# Given instruction
Restate each line of the listing exactly, without carrying over any pictures.

# Given data
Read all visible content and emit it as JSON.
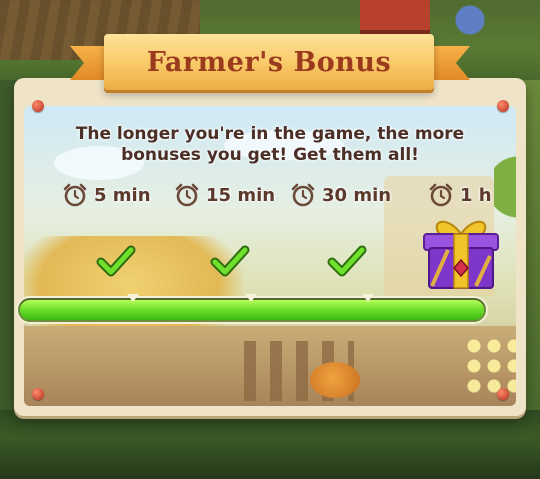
{
  "popup": {
    "title": "Farmer's Bonus",
    "description": "The longer you're in the game, the more bonuses you get! Get them all!"
  },
  "milestones": [
    {
      "label": "5 min",
      "icon": "alarm-clock-icon",
      "claimed": true
    },
    {
      "label": "15 min",
      "icon": "alarm-clock-icon",
      "claimed": true
    },
    {
      "label": "30 min",
      "icon": "alarm-clock-icon",
      "claimed": true
    },
    {
      "label": "1 h",
      "icon": "alarm-clock-icon",
      "claimed": false,
      "reward": "gift-box-icon"
    }
  ],
  "progress": {
    "fraction": 1.0
  },
  "colors": {
    "title": "#9b3b1e",
    "ribbon": "#f9c867",
    "progress_fill": "#6fe02b",
    "check": "#5fd41a",
    "gift_box": "#7d36c9",
    "gift_ribbon": "#f2c42c",
    "text": "#4b2f26"
  }
}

# Output for this exercise
Read all visible content and emit it as JSON.
{
  "popup": {
    "title": "Farmer's Bonus",
    "description": "The longer you're in the game, the more bonuses you get! Get them all!"
  },
  "milestones": [
    {
      "label": "5 min",
      "icon": "alarm-clock-icon",
      "claimed": true
    },
    {
      "label": "15 min",
      "icon": "alarm-clock-icon",
      "claimed": true
    },
    {
      "label": "30 min",
      "icon": "alarm-clock-icon",
      "claimed": true
    },
    {
      "label": "1 h",
      "icon": "alarm-clock-icon",
      "claimed": false,
      "reward": "gift-box-icon"
    }
  ],
  "progress": {
    "fraction": 1.0
  },
  "colors": {
    "title": "#9b3b1e",
    "ribbon": "#f9c867",
    "progress_fill": "#6fe02b",
    "check": "#5fd41a",
    "gift_box": "#7d36c9",
    "gift_ribbon": "#f2c42c",
    "text": "#4b2f26"
  }
}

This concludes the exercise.